Some records:

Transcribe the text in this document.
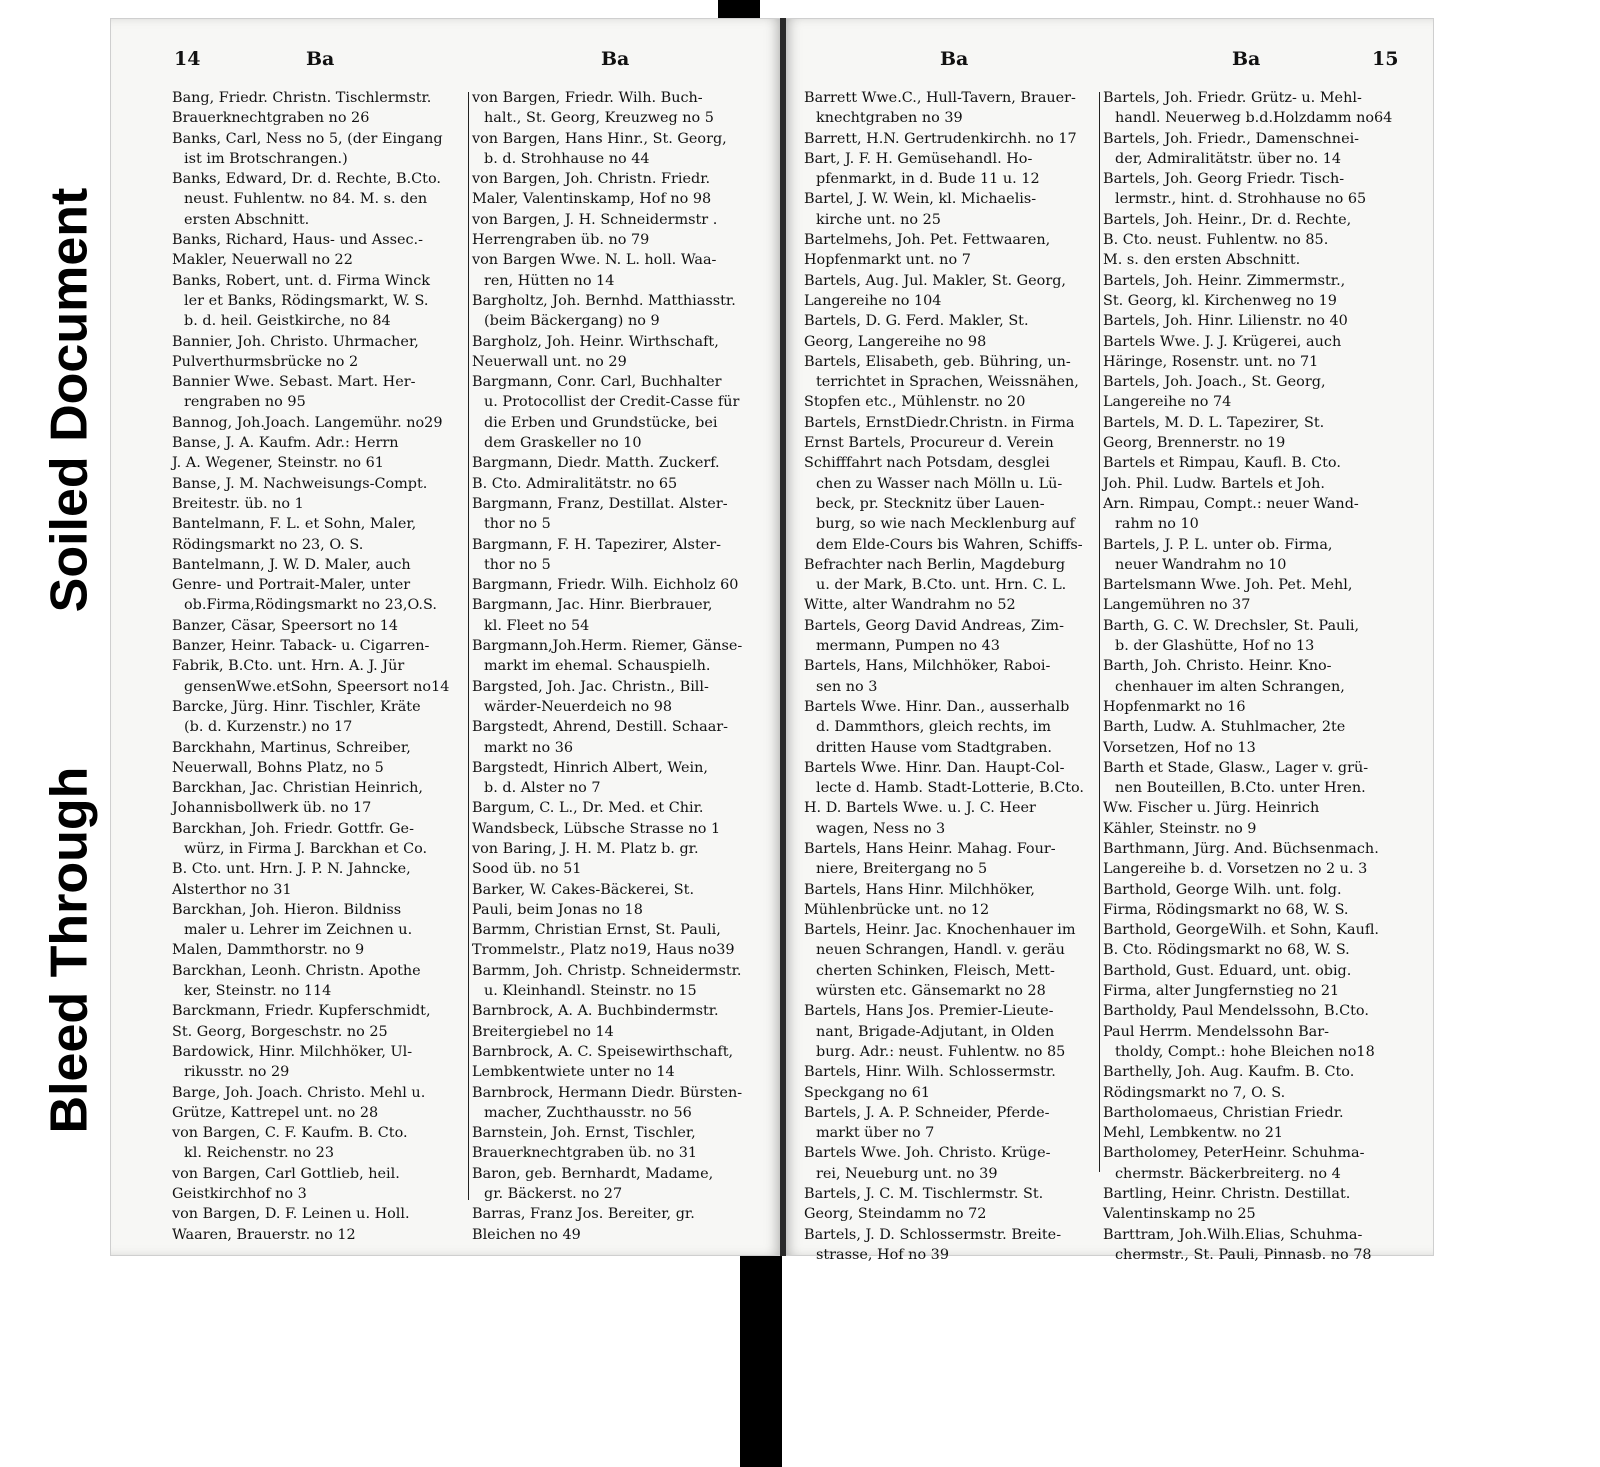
Soiled Document
Bleed Through
14	Ba	Ba	Ba	Ba	15
Bang, Friedr. Christn. Tischlermstr.
Brauerknechtgraben no 26
Banks, Carl, Ness no 5, (der Eingang
ist im Brotschrangen.)
Banks, Edward, Dr. d. Rechte, B.Cto.
neust. Fuhlentw. no 84. M. s. den
ersten Abschnitt.
Banks, Richard, Haus- und Assec.-
Makler, Neuerwall no 22
Banks, Robert, unt. d. Firma Winck
ler et Banks, Rödingsmarkt, W. S.
b. d. heil. Geistkirche, no 84
Bannier, Joh. Christo. Uhrmacher,
Pulverthurmsbrücke no 2
Bannier Wwe. Sebast. Mart. Her-
rengraben no 95
Bannog, Joh.Joach. Langemühr. no29
Banse, J. A. Kaufm. Adr.: Herrn
J. A. Wegener, Steinstr. no 61
Banse, J. M. Nachweisungs-Compt.
Breitestr. üb. no 1
Bantelmann, F. L. et Sohn, Maler,
Rödingsmarkt no 23, O. S.
Bantelmann, J. W. D. Maler, auch
Genre- und Portrait-Maler, unter
ob.Firma,Rödingsmarkt no 23,O.S.
Banzer, Cäsar, Speersort no 14
Banzer, Heinr. Taback- u. Cigarren-
Fabrik, B.Cto. unt. Hrn. A. J. Jür
gensenWwe.etSohn, Speersort no14
Barcke, Jürg. Hinr. Tischler, Kräte
(b. d. Kurzenstr.) no 17
Barckhahn, Martinus, Schreiber,
Neuerwall, Bohns Platz, no 5
Barckhan, Jac. Christian Heinrich,
Johannisbollwerk üb. no 17
Barckhan, Joh. Friedr. Gottfr. Ge-
würz, in Firma J. Barckhan et Co.
B. Cto. unt. Hrn. J. P. N. Jahncke,
Alsterthor no 31
Barckhan, Joh. Hieron. Bildniss
maler u. Lehrer im Zeichnen u.
Malen, Dammthorstr. no 9
Barckhan, Leonh. Christn. Apothe
ker, Steinstr. no 114
Barckmann, Friedr. Kupferschmidt,
St. Georg, Borgeschstr. no 25
Bardowick, Hinr. Milchhöker, Ul-
rikusstr. no 29
Barge, Joh. Joach. Christo. Mehl u.
Grütze, Kattrepel unt. no 28
von Bargen, C. F. Kaufm. B. Cto.
kl. Reichenstr. no 23
von Bargen, Carl Gottlieb, heil.
Geistkirchhof no 3
von Bargen, D. F. Leinen u. Holl.
Waaren, Brauerstr. no 12
von Bargen, Friedr. Wilh. Buch-
halt., St. Georg, Kreuzweg no 5
von Bargen, Hans Hinr., St. Georg,
b. d. Strohhause no 44
von Bargen, Joh. Christn. Friedr.
Maler, Valentinskamp, Hof no 98
von Bargen, J. H. Schneidermstr .
Herrengraben üb. no 79
von Bargen Wwe. N. L. holl. Waa-
ren, Hütten no 14
Bargholtz, Joh. Bernhd. Matthiasstr.
(beim Bäckergang) no 9
Bargholz, Joh. Heinr. Wirthschaft,
Neuerwall unt. no 29
Bargmann, Conr. Carl, Buchhalter
u. Protocollist der Credit-Casse für
die Erben und Grundstücke, bei
dem Graskeller no 10
Bargmann, Diedr. Matth. Zuckerf.
B. Cto. Admiralitätstr. no 65
Bargmann, Franz, Destillat. Alster-
thor no 5
Bargmann, F. H. Tapezirer, Alster-
thor no 5
Bargmann, Friedr. Wilh. Eichholz 60
Bargmann, Jac. Hinr. Bierbrauer,
kl. Fleet no 54
Bargmann,Joh.Herm. Riemer, Gänse-
markt im ehemal. Schauspielh.
Bargsted, Joh. Jac. Christn., Bill-
wärder-Neuerdeich no 98
Bargstedt, Ahrend, Destill. Schaar-
markt no 36
Bargstedt, Hinrich Albert, Wein,
b. d. Alster no 7
Bargum, C. L., Dr. Med. et Chir.
Wandsbeck, Lübsche Strasse no 1
von Baring, J. H. M. Platz b. gr.
Sood üb. no 51
Barker, W. Cakes-Bäckerei, St.
Pauli, beim Jonas no 18
Barmm, Christian Ernst, St. Pauli,
Trommelstr., Platz no19, Haus no39
Barmm, Joh. Christp. Schneidermstr.
u. Kleinhandl. Steinstr. no 15
Barnbrock, A. A. Buchbindermstr.
Breitergiebel no 14
Barnbrock, A. C. Speisewirthschaft,
Lembkentwiete unter no 14
Barnbrock, Hermann Diedr. Bürsten-
macher, Zuchthausstr. no 56
Barnstein, Joh. Ernst, Tischler,
Brauerknechtgraben üb. no 31
Baron, geb. Bernhardt, Madame,
gr. Bäckerst. no 27
Barras, Franz Jos. Bereiter, gr.
Bleichen no 49
Barrett Wwe.C., Hull-Tavern, Brauer-
knechtgraben no 39
Barrett, H.N. Gertrudenkirchh. no 17
Bart, J. F. H. Gemüsehandl. Ho-
pfenmarkt, in d. Bude 11 u. 12
Bartel, J. W. Wein, kl. Michaelis-
kirche unt. no 25
Bartelmehs, Joh. Pet. Fettwaaren,
Hopfenmarkt unt. no 7
Bartels, Aug. Jul. Makler, St. Georg,
Langereihe no 104
Bartels, D. G. Ferd. Makler, St.
Georg, Langereihe no 98
Bartels, Elisabeth, geb. Bühring, un-
terrichtet in Sprachen, Weissnähen,
Stopfen etc., Mühlenstr. no 20
Bartels, ErnstDiedr.Christn. in Firma
Ernst Bartels, Procureur d. Verein
Schifffahrt nach Potsdam, desglei
chen zu Wasser nach Mölln u. Lü-
beck, pr. Stecknitz über Lauen-
burg, so wie nach Mecklenburg auf
dem Elde-Cours bis Wahren, Schiffs-
Befrachter nach Berlin, Magdeburg
u. der Mark, B.Cto. unt. Hrn. C. L.
Witte, alter Wandrahm no 52
Bartels, Georg David Andreas, Zim-
mermann, Pumpen no 43
Bartels, Hans, Milchhöker, Raboi-
sen no 3
Bartels Wwe. Hinr. Dan., ausserhalb
d. Dammthors, gleich rechts, im
dritten Hause vom Stadtgraben.
Bartels Wwe. Hinr. Dan. Haupt-Col-
lecte d. Hamb. Stadt-Lotterie, B.Cto.
H. D. Bartels Wwe. u. J. C. Heer
wagen, Ness no 3
Bartels, Hans Heinr. Mahag. Four-
niere, Breitergang no 5
Bartels, Hans Hinr. Milchhöker,
Mühlenbrücke unt. no 12
Bartels, Heinr. Jac. Knochenhauer im
neuen Schrangen, Handl. v. geräu
cherten Schinken, Fleisch, Mett-
würsten etc. Gänsemarkt no 28
Bartels, Hans Jos. Premier-Lieute-
nant, Brigade-Adjutant, in Olden
burg. Adr.: neust. Fuhlentw. no 85
Bartels, Hinr. Wilh. Schlossermstr.
Speckgang no 61
Bartels, J. A. P. Schneider, Pferde-
markt über no 7
Bartels Wwe. Joh. Christo. Krüge-
rei, Neueburg unt. no 39
Bartels, J. C. M. Tischlermstr. St.
Georg, Steindamm no 72
Bartels, J. D. Schlossermstr. Breite-
strasse, Hof no 39
Bartels, Joh. Friedr. Grütz- u. Mehl-
handl. Neuerweg b.d.Holzdamm no64
Bartels, Joh. Friedr., Damenschnei-
der, Admiralitätstr. über no. 14
Bartels, Joh. Georg Friedr. Tisch-
lermstr., hint. d. Strohhause no 65
Bartels, Joh. Heinr., Dr. d. Rechte,
B. Cto. neust. Fuhlentw. no 85.
M. s. den ersten Abschnitt.
Bartels, Joh. Heinr. Zimmermstr.,
St. Georg, kl. Kirchenweg no 19
Bartels, Joh. Hinr. Lilienstr. no 40
Bartels Wwe. J. J. Krügerei, auch
Häringe, Rosenstr. unt. no 71
Bartels, Joh. Joach., St. Georg,
Langereihe no 74
Bartels, M. D. L. Tapezirer, St.
Georg, Brennerstr. no 19
Bartels et Rimpau, Kaufl. B. Cto.
Joh. Phil. Ludw. Bartels et Joh.
Arn. Rimpau, Compt.: neuer Wand-
rahm no 10
Bartels, J. P. L. unter ob. Firma,
neuer Wandrahm no 10
Bartelsmann Wwe. Joh. Pet. Mehl,
Langemühren no 37
Barth, G. C. W. Drechsler, St. Pauli,
b. der Glashütte, Hof no 13
Barth, Joh. Christo. Heinr. Kno-
chenhauer im alten Schrangen,
Hopfenmarkt no 16
Barth, Ludw. A. Stuhlmacher, 2te
Vorsetzen, Hof no 13
Barth et Stade, Glasw., Lager v. grü-
nen Bouteillen, B.Cto. unter Hren.
Ww. Fischer u. Jürg. Heinrich
Kähler, Steinstr. no 9
Barthmann, Jürg. And. Büchsenmach.
Langereihe b. d. Vorsetzen no 2 u. 3
Barthold, George Wilh. unt. folg.
Firma, Rödingsmarkt no 68, W. S.
Barthold, GeorgeWilh. et Sohn, Kaufl.
B. Cto. Rödingsmarkt no 68, W. S.
Barthold, Gust. Eduard, unt. obig.
Firma, alter Jungfernstieg no 21
Bartholdy, Paul Mendelssohn, B.Cto.
Paul Herrm. Mendelssohn Bar-
tholdy, Compt.: hohe Bleichen no18
Barthelly, Joh. Aug. Kaufm. B. Cto.
Rödingsmarkt no 7, O. S.
Bartholomaeus, Christian Friedr.
Mehl, Lembkentw. no 21
Bartholomey, PeterHeinr. Schuhma-
chermstr. Bäckerbreiterg. no 4
Bartling, Heinr. Christn. Destillat.
Valentinskamp no 25
Barttram, Joh.Wilh.Elias, Schuhma-
chermstr., St. Pauli, Pinnasb. no 78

What to work on
From the entries, copy out each line containing the word "Banks".

Finished answer
Banks, Carl, Ness no 5, (der Eingang
Banks, Edward, Dr. d. Rechte, B.Cto.
Banks, Richard, Haus- und Assec.-
Banks, Robert, unt. d. Firma Winck
ler et Banks, Rödingsmarkt, W. S.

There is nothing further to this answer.